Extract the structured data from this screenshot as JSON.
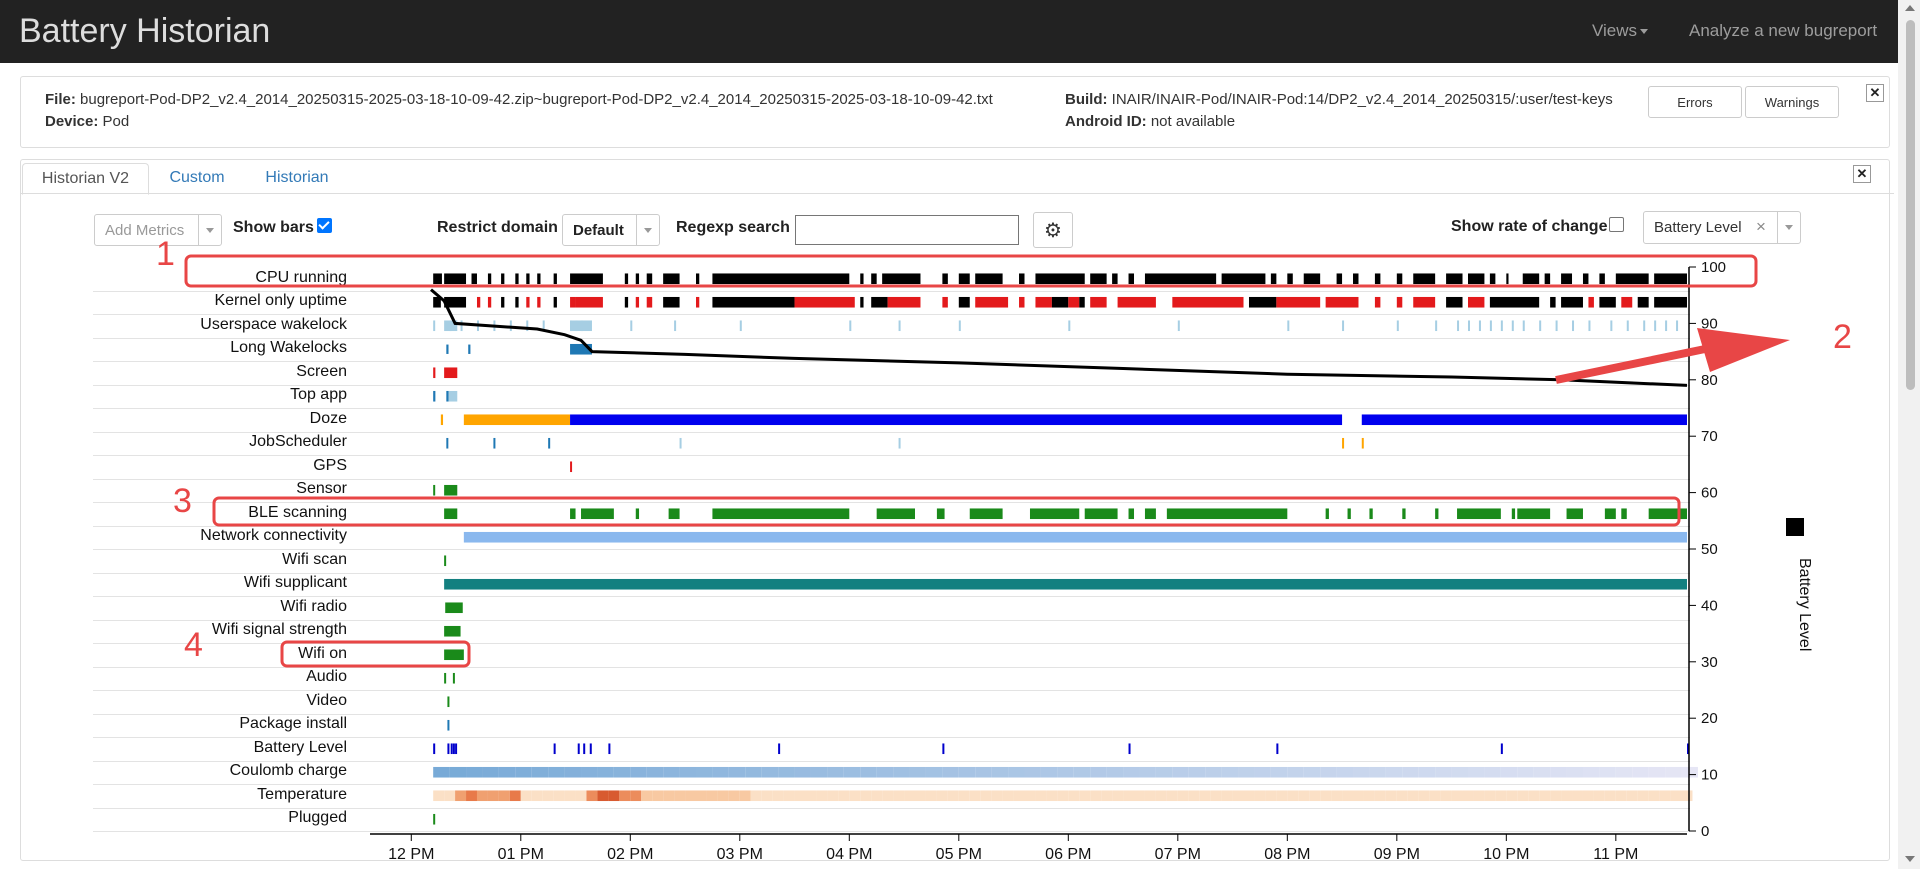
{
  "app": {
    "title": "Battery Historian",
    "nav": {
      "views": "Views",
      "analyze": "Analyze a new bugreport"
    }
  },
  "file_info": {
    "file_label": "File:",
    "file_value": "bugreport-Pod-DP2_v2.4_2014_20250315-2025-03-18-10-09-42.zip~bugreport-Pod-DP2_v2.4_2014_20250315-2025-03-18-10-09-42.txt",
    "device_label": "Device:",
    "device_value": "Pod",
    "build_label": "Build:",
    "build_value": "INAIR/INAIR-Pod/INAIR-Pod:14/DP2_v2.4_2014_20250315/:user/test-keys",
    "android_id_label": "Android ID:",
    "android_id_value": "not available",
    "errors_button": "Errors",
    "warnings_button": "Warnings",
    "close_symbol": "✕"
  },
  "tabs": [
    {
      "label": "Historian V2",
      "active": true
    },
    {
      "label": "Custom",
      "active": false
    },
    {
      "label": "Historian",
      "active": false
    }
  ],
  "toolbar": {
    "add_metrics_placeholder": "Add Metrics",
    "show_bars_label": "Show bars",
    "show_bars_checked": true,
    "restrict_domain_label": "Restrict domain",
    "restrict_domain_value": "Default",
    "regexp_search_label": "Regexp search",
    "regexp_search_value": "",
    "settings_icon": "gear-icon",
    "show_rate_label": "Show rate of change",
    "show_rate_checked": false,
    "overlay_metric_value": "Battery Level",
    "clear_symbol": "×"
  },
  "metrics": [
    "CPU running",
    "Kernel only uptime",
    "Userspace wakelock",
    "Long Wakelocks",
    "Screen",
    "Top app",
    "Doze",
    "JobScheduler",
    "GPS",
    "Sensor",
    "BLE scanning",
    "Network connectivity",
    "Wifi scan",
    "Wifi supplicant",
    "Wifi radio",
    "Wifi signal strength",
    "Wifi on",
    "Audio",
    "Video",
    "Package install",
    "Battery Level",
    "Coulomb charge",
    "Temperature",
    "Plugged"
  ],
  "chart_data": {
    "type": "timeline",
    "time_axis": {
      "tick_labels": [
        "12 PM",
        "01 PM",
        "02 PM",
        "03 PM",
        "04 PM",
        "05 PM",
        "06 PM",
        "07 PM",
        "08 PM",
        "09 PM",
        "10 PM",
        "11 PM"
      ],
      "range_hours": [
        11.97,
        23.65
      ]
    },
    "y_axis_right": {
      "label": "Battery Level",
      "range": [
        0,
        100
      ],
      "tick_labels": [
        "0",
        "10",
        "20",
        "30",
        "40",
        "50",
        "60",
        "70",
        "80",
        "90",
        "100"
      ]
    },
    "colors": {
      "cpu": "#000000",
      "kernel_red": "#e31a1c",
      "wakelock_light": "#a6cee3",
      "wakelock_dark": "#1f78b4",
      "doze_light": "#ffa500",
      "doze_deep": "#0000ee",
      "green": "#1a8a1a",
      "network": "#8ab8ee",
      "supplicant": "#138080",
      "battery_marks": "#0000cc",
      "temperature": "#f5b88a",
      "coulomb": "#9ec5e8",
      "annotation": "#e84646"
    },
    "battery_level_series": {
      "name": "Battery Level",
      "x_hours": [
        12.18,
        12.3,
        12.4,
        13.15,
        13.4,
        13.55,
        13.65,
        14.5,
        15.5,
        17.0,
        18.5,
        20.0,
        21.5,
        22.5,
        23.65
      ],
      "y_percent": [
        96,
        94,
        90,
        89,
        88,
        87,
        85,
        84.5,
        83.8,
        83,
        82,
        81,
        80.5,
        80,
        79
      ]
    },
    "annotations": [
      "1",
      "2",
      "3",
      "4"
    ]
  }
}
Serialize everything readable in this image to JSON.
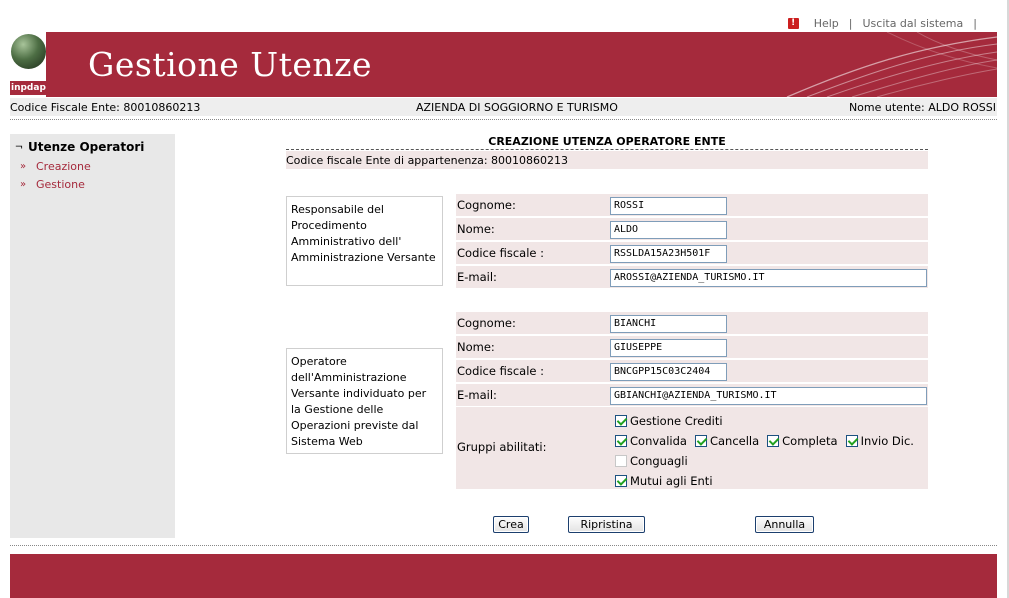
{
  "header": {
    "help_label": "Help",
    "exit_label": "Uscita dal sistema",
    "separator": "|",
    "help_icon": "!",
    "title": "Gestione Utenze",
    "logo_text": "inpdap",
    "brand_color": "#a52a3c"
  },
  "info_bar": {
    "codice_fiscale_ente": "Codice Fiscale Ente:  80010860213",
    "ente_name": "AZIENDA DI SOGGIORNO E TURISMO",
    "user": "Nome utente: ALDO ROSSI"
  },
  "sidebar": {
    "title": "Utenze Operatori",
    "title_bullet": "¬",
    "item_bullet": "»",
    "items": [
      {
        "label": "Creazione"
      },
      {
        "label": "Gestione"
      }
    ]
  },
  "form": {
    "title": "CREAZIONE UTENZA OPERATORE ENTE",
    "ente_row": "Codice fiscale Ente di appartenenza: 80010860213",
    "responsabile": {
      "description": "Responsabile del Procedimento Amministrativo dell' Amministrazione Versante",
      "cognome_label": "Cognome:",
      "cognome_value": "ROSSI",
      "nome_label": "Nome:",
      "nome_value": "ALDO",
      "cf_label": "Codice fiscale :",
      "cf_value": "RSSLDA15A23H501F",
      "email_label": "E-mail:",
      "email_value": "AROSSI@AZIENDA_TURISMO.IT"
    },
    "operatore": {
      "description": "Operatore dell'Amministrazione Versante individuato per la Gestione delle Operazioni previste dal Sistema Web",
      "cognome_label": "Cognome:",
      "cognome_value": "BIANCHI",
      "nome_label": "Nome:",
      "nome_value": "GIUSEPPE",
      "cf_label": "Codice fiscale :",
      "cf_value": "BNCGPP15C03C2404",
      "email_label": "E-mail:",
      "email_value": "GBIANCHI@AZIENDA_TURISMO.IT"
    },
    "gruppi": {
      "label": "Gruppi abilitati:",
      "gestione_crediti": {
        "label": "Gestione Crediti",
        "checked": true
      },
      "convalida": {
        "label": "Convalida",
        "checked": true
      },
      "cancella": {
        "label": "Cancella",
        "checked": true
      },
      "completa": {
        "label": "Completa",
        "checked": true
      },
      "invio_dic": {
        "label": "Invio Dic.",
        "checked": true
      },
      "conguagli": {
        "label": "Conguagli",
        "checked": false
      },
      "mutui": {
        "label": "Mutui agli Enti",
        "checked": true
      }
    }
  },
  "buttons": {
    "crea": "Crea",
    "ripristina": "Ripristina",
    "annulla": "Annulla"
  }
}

• **Task instructions**:
In the entries above, identify every line with the string "Versante".

• **Final answer**:
      "description": "Responsabile del Procedimento Amministrativo dell' Amministrazione Versante",
      "description": "Operatore dell'Amministrazione Versante individuato per la Gestione delle Operazioni previste dal Sistema Web",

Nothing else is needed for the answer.